▶ _DATA PROVIDED_:
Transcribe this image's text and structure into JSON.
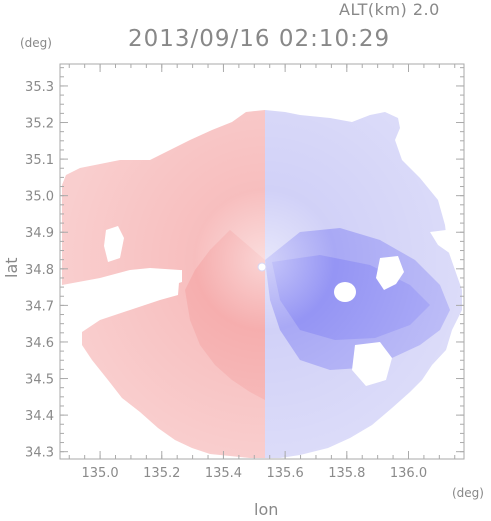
{
  "header": {
    "title": "2013/09/16 02:10:29",
    "altitude_label": "ALT(km) 2.0"
  },
  "axes": {
    "y_unit": "(deg)",
    "x_unit": "(deg)",
    "y_label": "lat",
    "x_label": "lon"
  },
  "map": {
    "lon_range": [
      134.87,
      136.18
    ],
    "lat_range": [
      34.28,
      35.36
    ],
    "lon_ticks": [
      135.0,
      135.2,
      135.4,
      135.6,
      135.8,
      136.0
    ],
    "lat_ticks": [
      34.3,
      34.4,
      34.5,
      34.6,
      34.7,
      34.8,
      34.9,
      35.0,
      35.1,
      35.2,
      35.3
    ],
    "radar_center": [
      135.525,
      34.805
    ],
    "colors": {
      "receding": "#f08a8a",
      "approaching": "#6b6bf0",
      "axis": "#aaaaaa",
      "background": "#ffffff"
    }
  }
}
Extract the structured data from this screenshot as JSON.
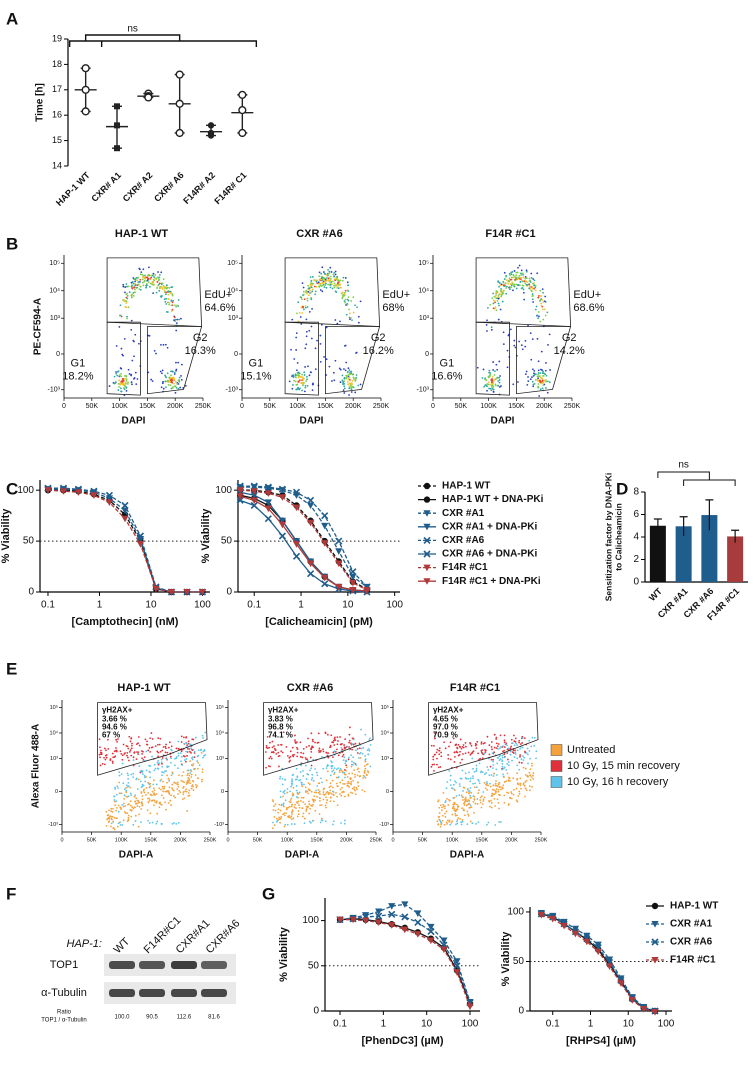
{
  "chart_data": [
    {
      "panel": "A",
      "type": "dot",
      "ylabel": "Time [h]",
      "categories": [
        "HAP-1 WT",
        "CXR# A1",
        "CXR# A2",
        "CXR# A6",
        "F14R# A2",
        "F14R# C1"
      ],
      "values": [
        17.0,
        15.55,
        16.75,
        16.45,
        15.35,
        16.1
      ],
      "points": [
        [
          17.85,
          17.0,
          16.15
        ],
        [
          16.35,
          15.6,
          14.7
        ],
        [
          16.85,
          16.75,
          16.7
        ],
        [
          17.6,
          16.45,
          15.3
        ],
        [
          15.6,
          15.3,
          15.2
        ],
        [
          16.8,
          16.2,
          15.3
        ]
      ],
      "markers": [
        "circle-open",
        "square",
        "circle-open",
        "circle-open",
        "circle",
        "circle-open"
      ],
      "color": "#222222",
      "ylim": [
        14,
        19
      ],
      "yticks": [
        14,
        15,
        16,
        17,
        18,
        19
      ],
      "annotation": "ns"
    },
    {
      "panel": "B",
      "type": "flow",
      "xlabel": "DAPI",
      "ylabel": "PE-CF594-A",
      "yscale": "biexponential",
      "xlim": [
        0,
        250000
      ],
      "ylim": [
        -2000,
        200000
      ],
      "xticks": [
        0,
        {
          "value": 50000,
          "label": "50K"
        },
        {
          "value": 100000,
          "label": "100K"
        },
        {
          "value": 150000,
          "label": "150K"
        },
        {
          "value": 200000,
          "label": "200K"
        },
        {
          "value": 250000,
          "label": "250K"
        }
      ],
      "yticks": [
        {
          "value": -1000,
          "label": "-10³"
        },
        0,
        {
          "value": 1000,
          "label": "10³"
        },
        {
          "value": 10000,
          "label": "10⁴"
        },
        {
          "value": 100000,
          "label": "10⁵"
        }
      ],
      "plots": [
        {
          "title": "HAP-1 WT",
          "gates": [
            {
              "name": "EdU+",
              "value": 64.6,
              "label": "64.6%"
            },
            {
              "name": "G1",
              "value": 18.2,
              "label": "18.2%"
            },
            {
              "name": "G2",
              "value": 16.3,
              "label": "16.3%"
            }
          ]
        },
        {
          "title": "CXR #A6",
          "gates": [
            {
              "name": "EdU+",
              "value": 68,
              "label": "68%"
            },
            {
              "name": "G1",
              "value": 15.1,
              "label": "15.1%"
            },
            {
              "name": "G2",
              "value": 16.2,
              "label": "16.2%"
            }
          ]
        },
        {
          "title": "F14R #C1",
          "gates": [
            {
              "name": "EdU+",
              "value": 68.6,
              "label": "68.6%"
            },
            {
              "name": "G1",
              "value": 16.6,
              "label": "16.6%"
            },
            {
              "name": "G2",
              "value": 14.2,
              "label": "14.2%"
            }
          ]
        }
      ]
    },
    {
      "panel": "C",
      "type": "line",
      "xlabel": "[Camptothecin] (nM)",
      "ylabel": "% Viability",
      "xscale": "log",
      "x": [
        0.1,
        0.2,
        0.39,
        0.78,
        1.56,
        3.13,
        6.25,
        12.5,
        25,
        50,
        100
      ],
      "xlim": [
        0.07,
        140
      ],
      "xticks": [
        0.1,
        1,
        10,
        100
      ],
      "ylim": [
        0,
        110
      ],
      "yticks": [
        0,
        50,
        100
      ],
      "hline": 50,
      "series": [
        {
          "color": "#111111",
          "marker": "circle",
          "dash": true,
          "values": [
            100,
            100,
            99,
            96,
            90,
            76,
            50,
            3,
            0,
            0,
            0
          ]
        },
        {
          "color": "#1f5d8c",
          "marker": "triangle-down",
          "dash": true,
          "values": [
            101,
            101,
            100,
            98,
            92,
            80,
            52,
            4,
            0,
            0,
            0
          ]
        },
        {
          "color": "#1f5d8c",
          "marker": "x",
          "dash": true,
          "values": [
            102,
            102,
            101,
            99,
            95,
            85,
            55,
            5,
            0,
            0,
            0
          ]
        },
        {
          "color": "#b03a3a",
          "marker": "triangle-down",
          "dash": true,
          "values": [
            100,
            99,
            98,
            95,
            88,
            72,
            47,
            3,
            0,
            0,
            0
          ]
        }
      ]
    },
    {
      "type": "line",
      "xlabel": "[Calicheamicin] (pM)",
      "ylabel": "% Viability",
      "xscale": "log",
      "x": [
        0.05,
        0.1,
        0.2,
        0.4,
        0.8,
        1.6,
        3.2,
        6.4,
        12.8,
        25.6
      ],
      "xlim": [
        0.045,
        130
      ],
      "xticks": [
        0.1,
        1,
        10,
        100
      ],
      "ylim": [
        0,
        110
      ],
      "yticks": [
        0,
        50,
        100
      ],
      "hline": 50,
      "legend": "right",
      "series": [
        {
          "name": "HAP-1 WT",
          "color": "#111111",
          "marker": "circle",
          "dash": true,
          "values": [
            100,
            100,
            98,
            95,
            85,
            70,
            50,
            30,
            10,
            3
          ]
        },
        {
          "name": "HAP-1 WT + DNA-PKi",
          "color": "#111111",
          "marker": "circle",
          "dash": false,
          "values": [
            95,
            92,
            85,
            70,
            50,
            30,
            15,
            5,
            2,
            1
          ]
        },
        {
          "name": "CXR #A1",
          "color": "#1f5d8c",
          "marker": "triangle-down",
          "dash": true,
          "values": [
            103,
            103,
            102,
            100,
            95,
            85,
            65,
            40,
            15,
            5
          ]
        },
        {
          "name": "CXR #A1 + DNA-PKi",
          "color": "#1f5d8c",
          "marker": "triangle-down",
          "dash": false,
          "values": [
            98,
            95,
            88,
            70,
            50,
            30,
            15,
            5,
            2,
            1
          ]
        },
        {
          "name": "CXR #A6",
          "color": "#1f5d8c",
          "marker": "x",
          "dash": true,
          "values": [
            104,
            104,
            103,
            101,
            98,
            90,
            75,
            50,
            20,
            5
          ]
        },
        {
          "name": "CXR #A6 + DNA-PKi",
          "color": "#1f5d8c",
          "marker": "x",
          "dash": false,
          "values": [
            90,
            85,
            72,
            55,
            35,
            18,
            8,
            3,
            1,
            0
          ]
        },
        {
          "name": "F14R #C1",
          "color": "#b03a3a",
          "marker": "triangle-down",
          "dash": true,
          "values": [
            100,
            99,
            97,
            93,
            83,
            68,
            48,
            28,
            9,
            2
          ]
        },
        {
          "name": "F14R #C1 + DNA-PKi",
          "color": "#b03a3a",
          "marker": "triangle-down",
          "dash": false,
          "values": [
            94,
            90,
            82,
            66,
            47,
            28,
            14,
            5,
            2,
            1
          ]
        }
      ]
    },
    {
      "panel": "D",
      "type": "bar",
      "ylabel": [
        "Sensitization factor by DNA-PKi",
        "to Calicheamicin"
      ],
      "categories": [
        "WT",
        "CXR #A1",
        "CXR #A6",
        "F14R #C1"
      ],
      "values": [
        5.0,
        4.95,
        5.95,
        4.05
      ],
      "errors": [
        0.6,
        0.85,
        1.35,
        0.55
      ],
      "colors": [
        "#111111",
        "#1f5d8c",
        "#1f5d8c",
        "#a83c3c"
      ],
      "ylim": [
        0,
        8
      ],
      "yticks": [
        0,
        2,
        4,
        6,
        8
      ],
      "annotation": "ns"
    },
    {
      "panel": "E",
      "type": "flow",
      "xlabel": "DAPI-A",
      "ylabel": "Alexa Fluor 488-A",
      "yscale": "biexponential",
      "gate": "γH2AX+",
      "xlim": [
        0,
        250000
      ],
      "ylim": [
        -2000,
        200000
      ],
      "xticks": [
        0,
        {
          "value": 50000,
          "label": "50K"
        },
        {
          "value": 100000,
          "label": "100K"
        },
        {
          "value": 150000,
          "label": "150K"
        },
        {
          "value": 200000,
          "label": "200K"
        },
        {
          "value": 250000,
          "label": "250K"
        }
      ],
      "yticks": [
        {
          "value": -1000,
          "label": "-10³"
        },
        0,
        {
          "value": 1000,
          "label": "10³"
        },
        {
          "value": 10000,
          "label": "10⁴"
        },
        {
          "value": 100000,
          "label": "10⁵"
        }
      ],
      "legend": "right",
      "series": [
        {
          "name": "Untreated",
          "color": "#f5a23c"
        },
        {
          "name": "10 Gy, 15 min recovery",
          "color": "#e0313a"
        },
        {
          "name": "10 Gy, 16 h recovery",
          "color": "#5ec4ea"
        }
      ],
      "plots": [
        {
          "title": "HAP-1 WT",
          "values": [
            3.66,
            94.6,
            67
          ],
          "value_labels": [
            "3.66 %",
            "94.6 %",
            "67 %"
          ]
        },
        {
          "title": "CXR #A6",
          "values": [
            3.83,
            96.8,
            74.1
          ],
          "value_labels": [
            "3.83 %",
            "96.8 %",
            "74.1 %"
          ]
        },
        {
          "title": "F14R #C1",
          "values": [
            4.65,
            97.0,
            70.9
          ],
          "value_labels": [
            "4.65 %",
            "97.0 %",
            "70.9 %"
          ]
        }
      ]
    },
    {
      "panel": "F",
      "type": "blot",
      "group_label": "HAP-1:",
      "categories": [
        "WT",
        "F14R#C1",
        "CXR#A1",
        "CXR#A6"
      ],
      "rows": [
        "TOP1",
        "α-Tubulin"
      ],
      "ratio_label": [
        "Ratio",
        "TOP1 / α-Tubulin"
      ],
      "values": [
        100.0,
        90.5,
        112.6,
        81.6
      ],
      "value_labels": [
        "100.0",
        "90.5",
        "112.6",
        "81.6"
      ]
    },
    {
      "panel": "G",
      "type": "line",
      "xlabel": "[PhenDC3] (µM)",
      "ylabel": "% Viability",
      "xscale": "log",
      "x": [
        0.1,
        0.2,
        0.39,
        0.78,
        1.56,
        3.13,
        6.25,
        12.5,
        25,
        50,
        100
      ],
      "xlim": [
        0.045,
        170
      ],
      "xticks": [
        0.1,
        1,
        10,
        100
      ],
      "ylim": [
        0,
        125
      ],
      "yticks": [
        0,
        50,
        100
      ],
      "hline": 50,
      "series": [
        {
          "color": "#111111",
          "marker": "circle",
          "dash": false,
          "values": [
            101,
            102,
            101,
            99,
            96,
            92,
            87,
            80,
            70,
            45,
            8
          ]
        },
        {
          "color": "#1f5d8c",
          "marker": "triangle-down",
          "dash": true,
          "values": [
            101,
            103,
            106,
            110,
            116,
            118,
            108,
            93,
            78,
            55,
            10
          ]
        },
        {
          "color": "#1f5d8c",
          "marker": "x",
          "dash": true,
          "values": [
            101,
            102,
            104,
            105,
            107,
            104,
            98,
            88,
            73,
            50,
            9
          ]
        },
        {
          "color": "#b03a3a",
          "marker": "triangle-down",
          "dash": true,
          "values": [
            101,
            101,
            100,
            98,
            95,
            90,
            85,
            78,
            68,
            43,
            5
          ]
        }
      ]
    },
    {
      "type": "line",
      "xlabel": "[RHPS4] (µM)",
      "ylabel": "% Viability",
      "xscale": "log",
      "x": [
        0.05,
        0.1,
        0.2,
        0.4,
        0.8,
        1.6,
        3.2,
        6.4,
        12.8,
        25.6,
        51.2
      ],
      "xlim": [
        0.025,
        144
      ],
      "xticks": [
        0.1,
        1,
        10,
        100
      ],
      "ylim": [
        0,
        105
      ],
      "yticks": [
        0,
        50,
        100
      ],
      "hline": 50,
      "legend": "right",
      "series": [
        {
          "name": "HAP-1 WT",
          "color": "#111111",
          "marker": "circle",
          "dash": false,
          "values": [
            98,
            95,
            88,
            80,
            72,
            62,
            47,
            30,
            12,
            3,
            0
          ]
        },
        {
          "name": "CXR #A1",
          "color": "#1f5d8c",
          "marker": "triangle-down",
          "dash": true,
          "values": [
            99,
            96,
            90,
            83,
            76,
            67,
            52,
            33,
            14,
            4,
            0
          ]
        },
        {
          "name": "CXR #A6",
          "color": "#1f5d8c",
          "marker": "x",
          "dash": true,
          "values": [
            98,
            95,
            88,
            80,
            73,
            64,
            49,
            31,
            13,
            3,
            0
          ]
        },
        {
          "name": "F14R #C1",
          "color": "#b03a3a",
          "marker": "triangle-down",
          "dash": true,
          "values": [
            97,
            93,
            86,
            78,
            70,
            60,
            45,
            28,
            11,
            2,
            -1
          ]
        }
      ]
    }
  ]
}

▶ _WRITTEN TASK_: In the entries above, find every line with the word "JSON" and list it.

▶ _SOLUTION TO THIS EXERCISE_:
Transcribe this image's text and structure into JSON.
Extract the structured data from this screenshot as JSON.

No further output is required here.